### [Request]
Scan the material and copy every line in which "COLA" appears.

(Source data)
+ + + + + + +

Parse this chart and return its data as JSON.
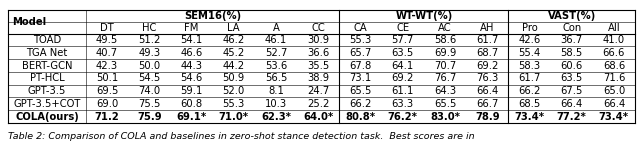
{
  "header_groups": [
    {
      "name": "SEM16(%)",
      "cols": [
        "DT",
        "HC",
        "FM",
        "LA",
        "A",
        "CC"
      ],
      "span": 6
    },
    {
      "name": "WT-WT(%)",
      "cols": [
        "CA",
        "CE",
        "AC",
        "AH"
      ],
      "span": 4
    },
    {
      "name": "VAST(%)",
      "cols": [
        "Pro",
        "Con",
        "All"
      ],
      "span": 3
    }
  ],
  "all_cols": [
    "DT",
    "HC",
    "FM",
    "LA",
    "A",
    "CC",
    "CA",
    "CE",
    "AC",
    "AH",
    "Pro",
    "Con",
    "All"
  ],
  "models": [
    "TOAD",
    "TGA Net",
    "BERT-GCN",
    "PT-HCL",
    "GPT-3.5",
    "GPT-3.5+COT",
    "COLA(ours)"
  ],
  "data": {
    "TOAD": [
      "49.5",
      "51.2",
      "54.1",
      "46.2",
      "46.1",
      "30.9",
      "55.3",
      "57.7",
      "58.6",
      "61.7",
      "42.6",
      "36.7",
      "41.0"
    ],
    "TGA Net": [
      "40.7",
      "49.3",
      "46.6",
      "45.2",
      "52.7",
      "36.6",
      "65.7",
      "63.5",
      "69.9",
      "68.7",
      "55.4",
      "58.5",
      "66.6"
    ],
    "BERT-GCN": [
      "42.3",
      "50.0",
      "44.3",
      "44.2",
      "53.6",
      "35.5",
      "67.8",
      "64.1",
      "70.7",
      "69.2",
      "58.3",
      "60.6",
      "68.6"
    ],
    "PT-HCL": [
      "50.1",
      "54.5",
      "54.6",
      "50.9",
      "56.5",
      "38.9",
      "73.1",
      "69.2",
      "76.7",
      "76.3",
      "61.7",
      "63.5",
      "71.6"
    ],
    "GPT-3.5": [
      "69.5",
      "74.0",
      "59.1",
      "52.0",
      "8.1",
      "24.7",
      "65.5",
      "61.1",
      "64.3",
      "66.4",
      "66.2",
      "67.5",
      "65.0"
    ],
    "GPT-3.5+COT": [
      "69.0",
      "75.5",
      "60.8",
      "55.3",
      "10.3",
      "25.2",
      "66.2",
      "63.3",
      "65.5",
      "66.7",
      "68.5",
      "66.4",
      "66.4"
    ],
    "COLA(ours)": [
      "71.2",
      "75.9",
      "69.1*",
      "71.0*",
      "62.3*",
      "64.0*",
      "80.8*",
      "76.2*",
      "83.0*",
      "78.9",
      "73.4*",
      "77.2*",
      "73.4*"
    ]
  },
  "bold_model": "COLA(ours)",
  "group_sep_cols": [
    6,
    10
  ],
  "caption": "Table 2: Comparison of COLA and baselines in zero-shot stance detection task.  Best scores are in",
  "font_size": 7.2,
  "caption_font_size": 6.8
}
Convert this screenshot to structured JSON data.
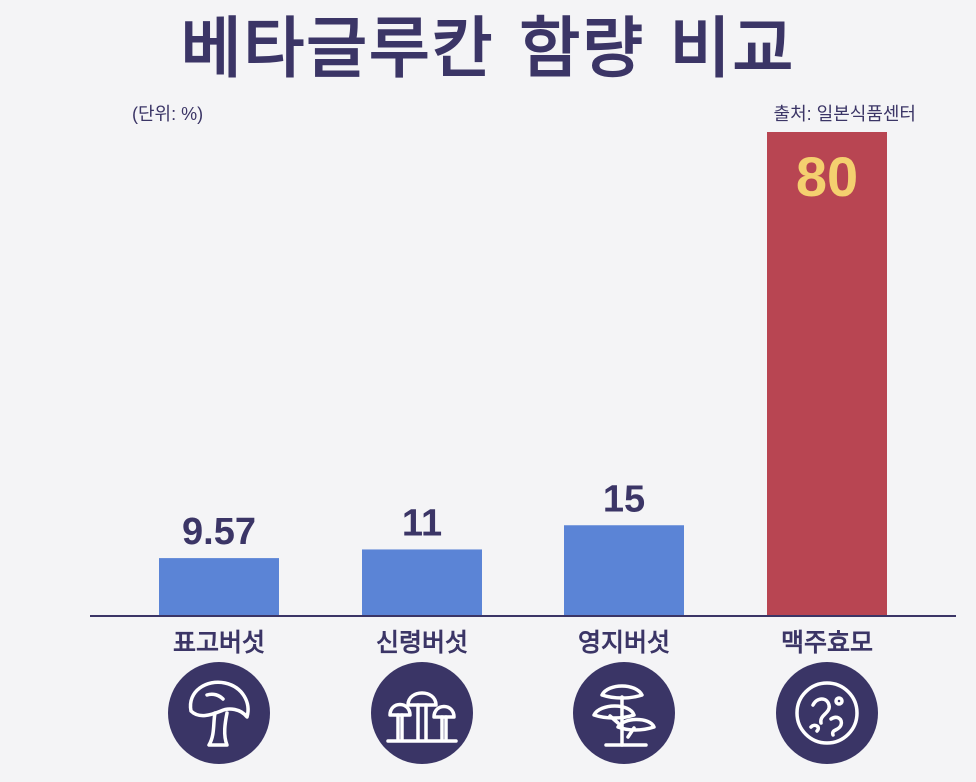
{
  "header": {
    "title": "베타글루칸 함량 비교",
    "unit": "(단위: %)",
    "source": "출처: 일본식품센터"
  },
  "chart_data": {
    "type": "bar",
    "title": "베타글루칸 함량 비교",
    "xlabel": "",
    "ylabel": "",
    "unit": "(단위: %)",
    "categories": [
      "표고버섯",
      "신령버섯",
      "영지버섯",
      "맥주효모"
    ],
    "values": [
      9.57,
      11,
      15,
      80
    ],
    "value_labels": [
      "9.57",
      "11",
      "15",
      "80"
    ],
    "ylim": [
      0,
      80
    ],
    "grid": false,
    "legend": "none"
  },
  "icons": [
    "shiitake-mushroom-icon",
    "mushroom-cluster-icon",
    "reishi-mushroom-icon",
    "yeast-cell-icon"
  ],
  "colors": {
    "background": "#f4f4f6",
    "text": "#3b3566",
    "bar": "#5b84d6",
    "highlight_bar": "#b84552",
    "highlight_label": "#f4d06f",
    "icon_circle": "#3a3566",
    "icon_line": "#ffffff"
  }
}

+ + + + + + +

### [The output]
    "COLA(ours)"
    "COLA(ours)": [
  "bold_model": "COLA(ours)",
  "caption": "Table 2: Comparison of COLA and baselines in zero-shot stance detection task.  Best scores are in",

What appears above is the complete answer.